Records about charts and figures
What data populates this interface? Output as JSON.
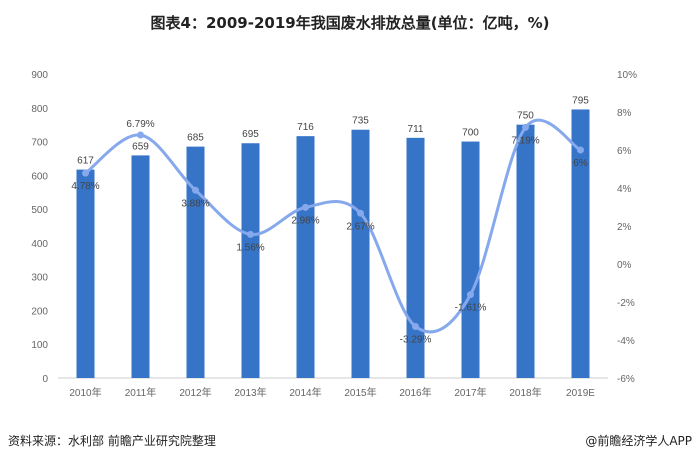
{
  "title": "图表4：2009-2019年我国废水排放总量(单位：亿吨，%)",
  "source": "资料来源：水利部 前瞻产业研究院整理",
  "brand": "@前瞻经济学人APP",
  "watermark": "前瞻产业研究院",
  "colors": {
    "bar": "#3674c8",
    "line": "#86a8ec"
  },
  "chart_data": {
    "type": "bar+line",
    "categories": [
      "2010年",
      "2011年",
      "2012年",
      "2013年",
      "2014年",
      "2015年",
      "2016年",
      "2017年",
      "2018年",
      "2019E"
    ],
    "series": [
      {
        "type": "bar",
        "axis": "left",
        "values": [
          617,
          659,
          685,
          695,
          716,
          735,
          711,
          700,
          750,
          795
        ],
        "labels": [
          "617",
          "659",
          "685",
          "695",
          "716",
          "735",
          "711",
          "700",
          "750",
          "795"
        ]
      },
      {
        "type": "line",
        "axis": "right",
        "smooth": true,
        "values": [
          4.78,
          6.79,
          3.88,
          1.56,
          2.98,
          2.67,
          -3.29,
          -1.61,
          7.19,
          6
        ],
        "labels": [
          "4.78%",
          "6.79%",
          "3.88%",
          "1.56%",
          "2.98%",
          "2.67%",
          "-3.29%",
          "-1.61%",
          "7.19%",
          "6%"
        ]
      }
    ],
    "left_axis": {
      "ylim": [
        0,
        900
      ],
      "ticks": [
        "0",
        "100",
        "200",
        "300",
        "400",
        "500",
        "600",
        "700",
        "800",
        "900"
      ]
    },
    "right_axis": {
      "ylim": [
        -6,
        10
      ],
      "ticks": [
        "-6%",
        "-4%",
        "-2%",
        "0%",
        "2%",
        "4%",
        "6%",
        "8%",
        "10%"
      ]
    },
    "grid": false
  }
}
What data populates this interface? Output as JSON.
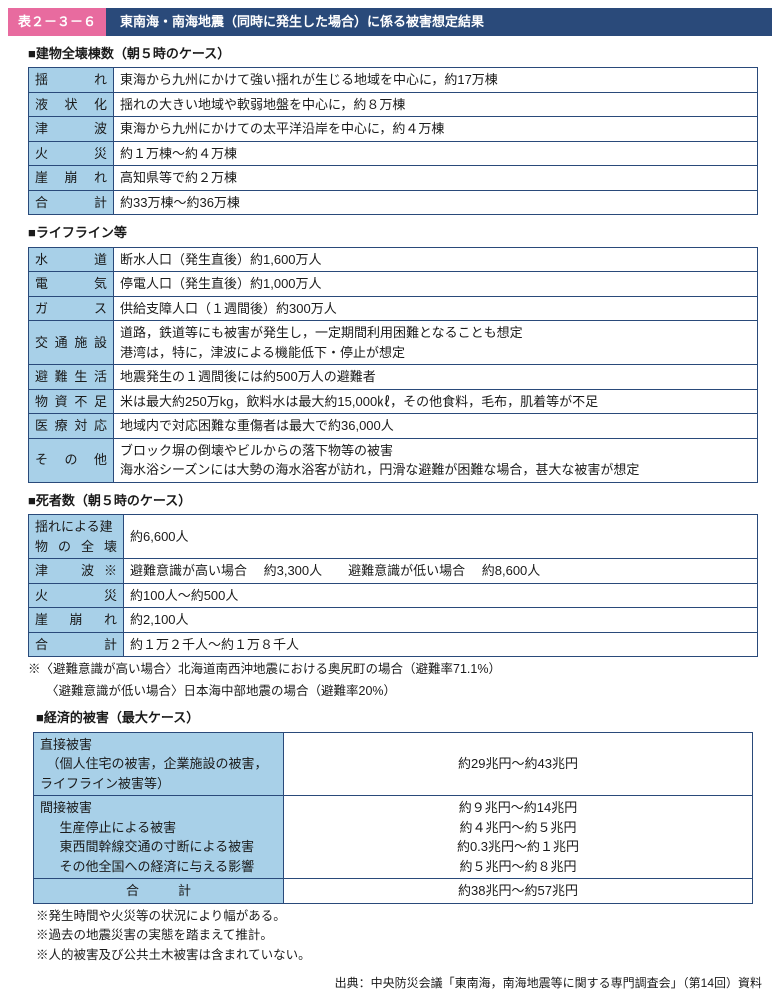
{
  "header": {
    "tab": "表２－３－６",
    "title": "東南海・南海地震（同時に発生した場合）に係る被害想定結果"
  },
  "sectionA": {
    "heading": "■建物全壊棟数（朝５時のケース）",
    "rows": [
      {
        "label": "揺　れ",
        "value": "東海から九州にかけて強い揺れが生じる地域を中心に，約17万棟"
      },
      {
        "label": "液状化",
        "value": "揺れの大きい地域や軟弱地盤を中心に，約８万棟"
      },
      {
        "label": "津　波",
        "value": "東海から九州にかけての太平洋沿岸を中心に，約４万棟"
      },
      {
        "label": "火　災",
        "value": "約１万棟～約４万棟"
      },
      {
        "label": "崖崩れ",
        "value": "高知県等で約２万棟"
      },
      {
        "label": "合　計",
        "value": "約33万棟～約36万棟"
      }
    ]
  },
  "sectionB": {
    "heading": "■ライフライン等",
    "rows": [
      {
        "label": "水　　道",
        "value": "断水人口（発生直後）約1,600万人"
      },
      {
        "label": "電　　気",
        "value": "停電人口（発生直後）約1,000万人"
      },
      {
        "label": "ガ　　ス",
        "value": "供給支障人口（１週間後）約300万人"
      },
      {
        "label": "交通施設",
        "value": "道路，鉄道等にも被害が発生し，一定期間利用困難となることも想定\n港湾は，特に，津波による機能低下・停止が想定"
      },
      {
        "label": "避難生活",
        "value": "地震発生の１週間後には約500万人の避難者"
      },
      {
        "label": "物資不足",
        "value": "米は最大約250万kg，飲料水は最大約15,000㎘，その他食料，毛布，肌着等が不足"
      },
      {
        "label": "医療対応",
        "value": "地域内で対応困難な重傷者は最大で約36,000人"
      },
      {
        "label": "そ の 他",
        "value": "ブロック塀の倒壊やビルからの落下物等の被害\n海水浴シーズンには大勢の海水浴客が訪れ，円滑な避難が困難な場合，甚大な被害が想定"
      }
    ]
  },
  "sectionC": {
    "heading": "■死者数（朝５時のケース）",
    "rows": [
      {
        "label": "揺れによる建物の全壊",
        "value": "約6,600人"
      },
      {
        "label": "津　波※",
        "value": "避難意識が高い場合　 約3,300人　　避難意識が低い場合　 約8,600人"
      },
      {
        "label": "火　　災",
        "value": "約100人～約500人"
      },
      {
        "label": "崖 崩 れ",
        "value": "約2,100人"
      },
      {
        "label": "合　　計",
        "value": "約１万２千人～約１万８千人"
      }
    ],
    "note1": "※〈避難意識が高い場合〉北海道南西沖地震における奥尻町の場合（避難率71.1%）",
    "note2": "〈避難意識が低い場合〉日本海中部地震の場合（避難率20%）"
  },
  "sectionD": {
    "heading": "■経済的被害（最大ケース）",
    "row1": {
      "label": "直接被害\n　（個人住宅の被害，企業施設の被害，ライフライン被害等）",
      "value": "約29兆円～約43兆円"
    },
    "row2": {
      "lhead": "間接被害",
      "l1": "生産停止による被害",
      "v1": "約９兆円～約14兆円",
      "l2": "東西間幹線交通の寸断による被害",
      "v2": "約４兆円～約５兆円",
      "l3": "その他全国への経済に与える影響",
      "v3": "約0.3兆円～約１兆円",
      "vtop": "約５兆円～約８兆円"
    },
    "row3": {
      "label": "合　　　計",
      "value": "約38兆円～約57兆円"
    },
    "n1": "※発生時間や火災等の状況により幅がある。",
    "n2": "※過去の地震災害の実態を踏まえて推計。",
    "n3": "※人的被害及び公共土木被害は含まれていない。"
  },
  "source": "出典：中央防災会議「東南海，南海地震等に関する専門調査会」（第14回）資料"
}
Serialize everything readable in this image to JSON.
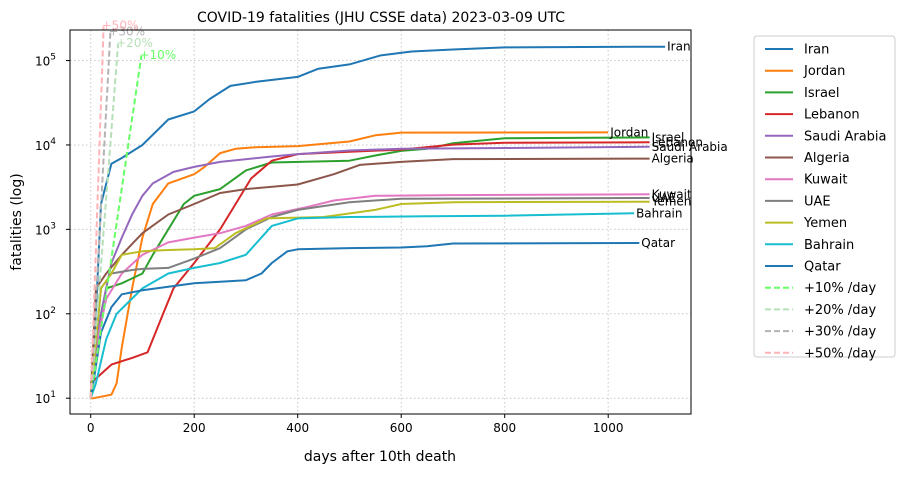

• [GIVEN PROBLEM] Output all of the data exactly as it stands, minus any images.

• [RESULT]
What data populates this interface? Output as JSON.
{
  "title": "图表4：2009-2019年我国废水排放总量(单位：亿吨，%)",
  "source": "资料来源：水利部 前瞻产业研究院整理",
  "brand": "@前瞻经济学人APP",
  "watermark": "前瞻产业研究院",
  "colors": {
    "bar": "#3674c8",
    "line": "#86a8ec"
  },
  "chart_data": {
    "type": "bar+line",
    "categories": [
      "2010年",
      "2011年",
      "2012年",
      "2013年",
      "2014年",
      "2015年",
      "2016年",
      "2017年",
      "2018年",
      "2019E"
    ],
    "series": [
      {
        "type": "bar",
        "axis": "left",
        "values": [
          617,
          659,
          685,
          695,
          716,
          735,
          711,
          700,
          750,
          795
        ],
        "labels": [
          "617",
          "659",
          "685",
          "695",
          "716",
          "735",
          "711",
          "700",
          "750",
          "795"
        ]
      },
      {
        "type": "line",
        "axis": "right",
        "smooth": true,
        "values": [
          4.78,
          6.79,
          3.88,
          1.56,
          2.98,
          2.67,
          -3.29,
          -1.61,
          7.19,
          6
        ],
        "labels": [
          "4.78%",
          "6.79%",
          "3.88%",
          "1.56%",
          "2.98%",
          "2.67%",
          "-3.29%",
          "-1.61%",
          "7.19%",
          "6%"
        ]
      }
    ],
    "left_axis": {
      "ylim": [
        0,
        900
      ],
      "ticks": [
        "0",
        "100",
        "200",
        "300",
        "400",
        "500",
        "600",
        "700",
        "800",
        "900"
      ]
    },
    "right_axis": {
      "ylim": [
        -6,
        10
      ],
      "ticks": [
        "-6%",
        "-4%",
        "-2%",
        "0%",
        "2%",
        "4%",
        "6%",
        "8%",
        "10%"
      ]
    },
    "grid": false
  }
}
What data populates this interface? Output as JSON.
{
  "header": {
    "tab": "表２－３－６",
    "title": "東南海・南海地震（同時に発生した場合）に係る被害想定結果"
  },
  "sectionA": {
    "heading": "■建物全壊棟数（朝５時のケース）",
    "rows": [
      {
        "label": "揺　れ",
        "value": "東海から九州にかけて強い揺れが生じる地域を中心に，約17万棟"
      },
      {
        "label": "液状化",
        "value": "揺れの大きい地域や軟弱地盤を中心に，約８万棟"
      },
      {
        "label": "津　波",
        "value": "東海から九州にかけての太平洋沿岸を中心に，約４万棟"
      },
      {
        "label": "火　災",
        "value": "約１万棟～約４万棟"
      },
      {
        "label": "崖崩れ",
        "value": "高知県等で約２万棟"
      },
      {
        "label": "合　計",
        "value": "約33万棟～約36万棟"
      }
    ]
  },
  "sectionB": {
    "heading": "■ライフライン等",
    "rows": [
      {
        "label": "水　　道",
        "value": "断水人口（発生直後）約1,600万人"
      },
      {
        "label": "電　　気",
        "value": "停電人口（発生直後）約1,000万人"
      },
      {
        "label": "ガ　　ス",
        "value": "供給支障人口（１週間後）約300万人"
      },
      {
        "label": "交通施設",
        "value": "道路，鉄道等にも被害が発生し，一定期間利用困難となることも想定\n港湾は，特に，津波による機能低下・停止が想定"
      },
      {
        "label": "避難生活",
        "value": "地震発生の１週間後には約500万人の避難者"
      },
      {
        "label": "物資不足",
        "value": "米は最大約250万kg，飲料水は最大約15,000㎘，その他食料，毛布，肌着等が不足"
      },
      {
        "label": "医療対応",
        "value": "地域内で対応困難な重傷者は最大で約36,000人"
      },
      {
        "label": "そ の 他",
        "value": "ブロック塀の倒壊やビルからの落下物等の被害\n海水浴シーズンには大勢の海水浴客が訪れ，円滑な避難が困難な場合，甚大な被害が想定"
      }
    ]
  },
  "sectionC": {
    "heading": "■死者数（朝５時のケース）",
    "rows": [
      {
        "label": "揺れによる建物の全壊",
        "value": "約6,600人"
      },
      {
        "label": "津　波※",
        "value": "避難意識が高い場合　 約3,300人　　避難意識が低い場合　 約8,600人"
      },
      {
        "label": "火　　災",
        "value": "約100人～約500人"
      },
      {
        "label": "崖 崩 れ",
        "value": "約2,100人"
      },
      {
        "label": "合　　計",
        "value": "約１万２千人～約１万８千人"
      }
    ],
    "note1": "※〈避難意識が高い場合〉北海道南西沖地震における奥尻町の場合（避難率71.1%）",
    "note2": "〈避難意識が低い場合〉日本海中部地震の場合（避難率20%）"
  },
  "sectionD": {
    "heading": "■経済的被害（最大ケース）",
    "row1": {
      "label": "直接被害\n　（個人住宅の被害，企業施設の被害，ライフライン被害等）",
      "value": "約29兆円～約43兆円"
    },
    "row2": {
      "lhead": "間接被害",
      "l1": "生産停止による被害",
      "v1": "約９兆円～約14兆円",
      "l2": "東西間幹線交通の寸断による被害",
      "v2": "約４兆円～約５兆円",
      "l3": "その他全国への経済に与える影響",
      "v3": "約0.3兆円～約１兆円",
      "vtop": "約５兆円～約８兆円"
    },
    "row3": {
      "label": "合　　　計",
      "value": "約38兆円～約57兆円"
    },
    "n1": "※発生時間や火災等の状況により幅がある。",
    "n2": "※過去の地震災害の実態を踏まえて推計。",
    "n3": "※人的被害及び公共土木被害は含まれていない。"
  },
  "source": "出典：中央防災会議「東南海，南海地震等に関する専門調査会」（第14回）資料"
}
Serialize everything readable in this image to JSON.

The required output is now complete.